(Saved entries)
======

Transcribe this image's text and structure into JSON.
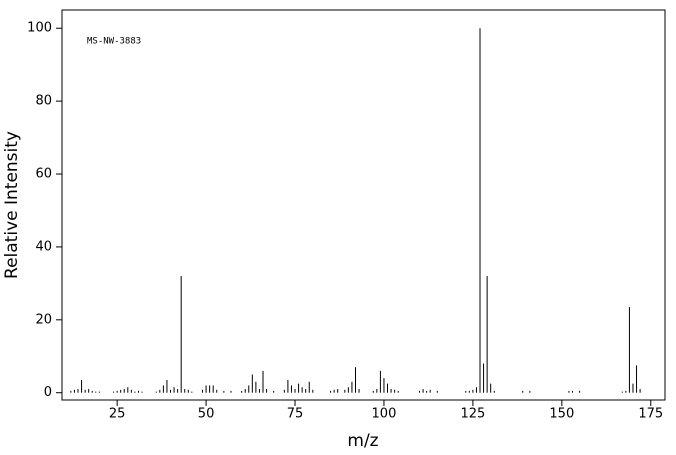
{
  "chart_data": {
    "type": "stem",
    "annotation": "MS-NW-3883",
    "x_label": "m/z",
    "y_label": "Relative Intensity",
    "color": "#000000",
    "xlim": [
      9.5,
      179
    ],
    "ylim": [
      -2,
      105
    ],
    "xticks": [
      25,
      50,
      75,
      100,
      125,
      150,
      175
    ],
    "yticks": [
      0,
      20,
      40,
      60,
      80,
      100
    ],
    "x": [
      12,
      13,
      14,
      15,
      16,
      17,
      18,
      19,
      20,
      24,
      25,
      26,
      27,
      28,
      29,
      30,
      31,
      32,
      36,
      37,
      38,
      39,
      40,
      41,
      42,
      43,
      44,
      45,
      46,
      49,
      50,
      51,
      52,
      53,
      55,
      57,
      60,
      61,
      62,
      63,
      64,
      65,
      66,
      67,
      69,
      72,
      73,
      74,
      75,
      76,
      77,
      78,
      79,
      80,
      85,
      86,
      87,
      89,
      90,
      91,
      92,
      93,
      97,
      98,
      99,
      100,
      101,
      102,
      103,
      104,
      110,
      111,
      112,
      113,
      115,
      123,
      124,
      125,
      126,
      127,
      128,
      129,
      130,
      131,
      139,
      141,
      152,
      153,
      155,
      167,
      168,
      169,
      170,
      171,
      172
    ],
    "values": [
      0.5,
      0.8,
      1,
      3.5,
      0.8,
      1,
      0.5,
      0.3,
      0.3,
      0.3,
      0.5,
      0.8,
      1,
      1.5,
      0.8,
      0.3,
      0.5,
      0.3,
      0.3,
      0.8,
      2,
      3.5,
      0.8,
      1.5,
      1,
      32,
      1,
      0.8,
      0.3,
      0.8,
      2,
      2,
      2,
      0.8,
      0.5,
      0.5,
      0.5,
      1,
      2,
      5,
      3,
      1,
      6,
      1,
      0.5,
      0.8,
      3.5,
      2,
      1,
      2.5,
      1.5,
      1,
      3,
      0.8,
      0.5,
      0.8,
      1,
      0.8,
      1.5,
      3,
      7,
      1,
      0.5,
      1,
      6,
      4,
      2.5,
      1,
      0.8,
      0.5,
      0.5,
      1,
      0.5,
      0.8,
      0.5,
      0.5,
      0.5,
      0.8,
      1.5,
      100,
      8,
      32,
      2.5,
      0.5,
      0.5,
      0.5,
      0.5,
      0.5,
      0.5,
      0.3,
      0.5,
      23.5,
      2.5,
      7.5,
      1
    ]
  }
}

======

**Task to complete:**
What you return should match the records above word for word, minus the pictures.

**Problem solution:**
Transcribe this image's text and structure into JSON.
{
  "chart_data": {
    "type": "stem",
    "annotation": "MS-NW-3883",
    "x_label": "m/z",
    "y_label": "Relative Intensity",
    "color": "#000000",
    "xlim": [
      9.5,
      179
    ],
    "ylim": [
      -2,
      105
    ],
    "xticks": [
      25,
      50,
      75,
      100,
      125,
      150,
      175
    ],
    "yticks": [
      0,
      20,
      40,
      60,
      80,
      100
    ],
    "x": [
      12,
      13,
      14,
      15,
      16,
      17,
      18,
      19,
      20,
      24,
      25,
      26,
      27,
      28,
      29,
      30,
      31,
      32,
      36,
      37,
      38,
      39,
      40,
      41,
      42,
      43,
      44,
      45,
      46,
      49,
      50,
      51,
      52,
      53,
      55,
      57,
      60,
      61,
      62,
      63,
      64,
      65,
      66,
      67,
      69,
      72,
      73,
      74,
      75,
      76,
      77,
      78,
      79,
      80,
      85,
      86,
      87,
      89,
      90,
      91,
      92,
      93,
      97,
      98,
      99,
      100,
      101,
      102,
      103,
      104,
      110,
      111,
      112,
      113,
      115,
      123,
      124,
      125,
      126,
      127,
      128,
      129,
      130,
      131,
      139,
      141,
      152,
      153,
      155,
      167,
      168,
      169,
      170,
      171,
      172
    ],
    "values": [
      0.5,
      0.8,
      1,
      3.5,
      0.8,
      1,
      0.5,
      0.3,
      0.3,
      0.3,
      0.5,
      0.8,
      1,
      1.5,
      0.8,
      0.3,
      0.5,
      0.3,
      0.3,
      0.8,
      2,
      3.5,
      0.8,
      1.5,
      1,
      32,
      1,
      0.8,
      0.3,
      0.8,
      2,
      2,
      2,
      0.8,
      0.5,
      0.5,
      0.5,
      1,
      2,
      5,
      3,
      1,
      6,
      1,
      0.5,
      0.8,
      3.5,
      2,
      1,
      2.5,
      1.5,
      1,
      3,
      0.8,
      0.5,
      0.8,
      1,
      0.8,
      1.5,
      3,
      7,
      1,
      0.5,
      1,
      6,
      4,
      2.5,
      1,
      0.8,
      0.5,
      0.5,
      1,
      0.5,
      0.8,
      0.5,
      0.5,
      0.5,
      0.8,
      1.5,
      100,
      8,
      32,
      2.5,
      0.5,
      0.5,
      0.5,
      0.5,
      0.5,
      0.5,
      0.3,
      0.5,
      23.5,
      2.5,
      7.5,
      1
    ]
  }
}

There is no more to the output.